Monday, March 19, 2012

 
also CT:

Salient 03.18.12 at 6:57 pm

geo, lots of love and all as always, but we might have to go toe-to-toe on this one.

have persuaded people who are, rightly or wrongly, unhappy with the state of popular culture and social morality that everything wrong with the world is the fault of un-American liberal elite

Everything wrong with the world is the fault of un-American liberal elite. These voters have not been misled in any way. Their definition of ‘wrong’ predated any kind of Republican reclamation, and in fact ‘we’ exploited them far more crassly for forty years not quite one century ago, in order to install a welfare state.

And we really did dump a massive and ongoing categorical betrayal on the ‘working class’ (which, c’mon folks, in America means ‘white male bigot’ class, and nothing more than that—ever notice that approximately zero females or persons of color are pointed out as representatives of the American working class? ever wonder why? ever notice that a waiter or bus driver is not under any circumstances American working class? There’s a reason white male plumbers have been the quintessential American working class person for some time now, and it has a lot to do with a not-well-acknowledged stereotype of plumbers as ‘no-nonsense’ ‘common-sense’ ‘ordinary-guy’ bigots.)

The problem is twofold. One, these folks have wised up to our misleading of them in the early 20th century, and two, their understanding of the world is now getting accurately acknowledged and explicitly catered to by the conservative party. What’s actually the matter with Kansas is (1) their definition of ‘wrong’ is awful, and (2) there is now a party that is willing to acknowledge their perspective and represent it accurately.

Just because we managed to trick them for a couple of generations into fighting for the wrong side doesn’t mean we’re entitled to their alliance.

Work to complete
In the blog comment above:
(a) What date and time appear next to the name Salient?
(b) Who does the comment say have been the quintessential American working class person for some time?
(c) What two points make up the "twofold" problem the comment describes?

Data rows
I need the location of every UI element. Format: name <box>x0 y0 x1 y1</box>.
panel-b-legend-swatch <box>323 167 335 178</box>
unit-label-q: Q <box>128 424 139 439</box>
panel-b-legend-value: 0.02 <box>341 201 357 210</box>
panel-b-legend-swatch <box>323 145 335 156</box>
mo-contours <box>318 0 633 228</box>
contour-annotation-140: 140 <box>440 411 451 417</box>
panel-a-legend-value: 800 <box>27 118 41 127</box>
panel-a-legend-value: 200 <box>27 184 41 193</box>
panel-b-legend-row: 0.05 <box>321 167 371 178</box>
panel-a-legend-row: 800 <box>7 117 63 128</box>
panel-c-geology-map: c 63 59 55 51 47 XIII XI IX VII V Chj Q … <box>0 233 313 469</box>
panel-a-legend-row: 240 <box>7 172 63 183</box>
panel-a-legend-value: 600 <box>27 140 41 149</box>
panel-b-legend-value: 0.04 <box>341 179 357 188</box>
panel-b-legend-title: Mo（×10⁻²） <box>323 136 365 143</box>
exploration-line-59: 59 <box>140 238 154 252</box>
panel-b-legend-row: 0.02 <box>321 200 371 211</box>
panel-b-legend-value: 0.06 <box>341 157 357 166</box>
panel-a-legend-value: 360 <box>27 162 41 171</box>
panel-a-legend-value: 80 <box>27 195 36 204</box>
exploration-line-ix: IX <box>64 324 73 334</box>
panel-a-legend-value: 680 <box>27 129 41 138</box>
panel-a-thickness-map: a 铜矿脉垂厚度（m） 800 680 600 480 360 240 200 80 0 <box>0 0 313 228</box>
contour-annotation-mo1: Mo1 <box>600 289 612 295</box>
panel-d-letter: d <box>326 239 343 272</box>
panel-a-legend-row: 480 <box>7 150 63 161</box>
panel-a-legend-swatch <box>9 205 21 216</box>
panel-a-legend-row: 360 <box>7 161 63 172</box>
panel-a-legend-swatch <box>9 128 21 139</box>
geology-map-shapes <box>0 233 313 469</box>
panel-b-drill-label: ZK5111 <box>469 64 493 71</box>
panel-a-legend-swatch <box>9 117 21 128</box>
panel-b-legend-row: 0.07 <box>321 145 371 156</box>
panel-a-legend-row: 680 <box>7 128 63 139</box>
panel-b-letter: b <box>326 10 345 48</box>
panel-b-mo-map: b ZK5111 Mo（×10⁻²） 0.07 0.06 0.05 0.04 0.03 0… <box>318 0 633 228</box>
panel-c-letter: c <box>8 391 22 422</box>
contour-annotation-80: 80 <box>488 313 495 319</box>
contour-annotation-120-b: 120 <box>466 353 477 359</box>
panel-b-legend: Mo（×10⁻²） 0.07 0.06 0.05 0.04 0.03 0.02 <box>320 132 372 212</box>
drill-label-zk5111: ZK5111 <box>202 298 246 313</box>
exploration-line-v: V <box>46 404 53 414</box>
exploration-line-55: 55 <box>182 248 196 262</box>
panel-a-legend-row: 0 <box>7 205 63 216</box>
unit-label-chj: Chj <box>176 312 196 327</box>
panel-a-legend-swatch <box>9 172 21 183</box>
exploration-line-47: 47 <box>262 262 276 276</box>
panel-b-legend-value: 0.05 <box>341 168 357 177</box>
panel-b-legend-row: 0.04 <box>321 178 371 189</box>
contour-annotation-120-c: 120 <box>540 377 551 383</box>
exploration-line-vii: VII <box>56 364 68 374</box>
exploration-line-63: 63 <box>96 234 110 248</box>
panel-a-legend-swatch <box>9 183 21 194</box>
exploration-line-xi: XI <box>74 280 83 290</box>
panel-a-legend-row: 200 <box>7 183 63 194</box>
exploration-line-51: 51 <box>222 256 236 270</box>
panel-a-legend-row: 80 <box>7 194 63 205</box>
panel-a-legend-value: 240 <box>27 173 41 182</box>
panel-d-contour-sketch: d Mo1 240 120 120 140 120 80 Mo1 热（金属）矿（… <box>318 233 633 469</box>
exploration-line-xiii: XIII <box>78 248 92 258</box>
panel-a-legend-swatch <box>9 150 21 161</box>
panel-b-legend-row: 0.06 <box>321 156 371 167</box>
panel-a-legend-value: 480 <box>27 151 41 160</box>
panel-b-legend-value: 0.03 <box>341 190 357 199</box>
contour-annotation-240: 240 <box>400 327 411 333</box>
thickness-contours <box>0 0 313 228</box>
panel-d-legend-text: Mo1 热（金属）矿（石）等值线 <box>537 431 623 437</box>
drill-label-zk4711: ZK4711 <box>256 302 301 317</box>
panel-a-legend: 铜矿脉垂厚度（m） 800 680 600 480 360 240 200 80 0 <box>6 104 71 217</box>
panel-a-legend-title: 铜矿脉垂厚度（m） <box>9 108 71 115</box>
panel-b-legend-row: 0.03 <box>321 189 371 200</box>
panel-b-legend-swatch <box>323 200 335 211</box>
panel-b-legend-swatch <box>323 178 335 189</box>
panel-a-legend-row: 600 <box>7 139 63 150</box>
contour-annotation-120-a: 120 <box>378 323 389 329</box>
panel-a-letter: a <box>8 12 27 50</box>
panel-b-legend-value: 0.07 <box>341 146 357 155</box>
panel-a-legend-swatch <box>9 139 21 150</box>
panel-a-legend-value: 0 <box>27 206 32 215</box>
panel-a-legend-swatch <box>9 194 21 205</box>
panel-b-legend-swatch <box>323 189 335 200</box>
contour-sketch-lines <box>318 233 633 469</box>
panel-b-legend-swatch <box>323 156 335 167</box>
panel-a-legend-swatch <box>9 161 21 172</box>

Response to the exercise
(a) 03.18.12 at 6:57 pm.
(b) White male plumbers.
(c) One, these voters have wised up to being misled in the early 20th century. Two, the conservative party now accurately acknowledges and explicitly caters to their understanding of the world.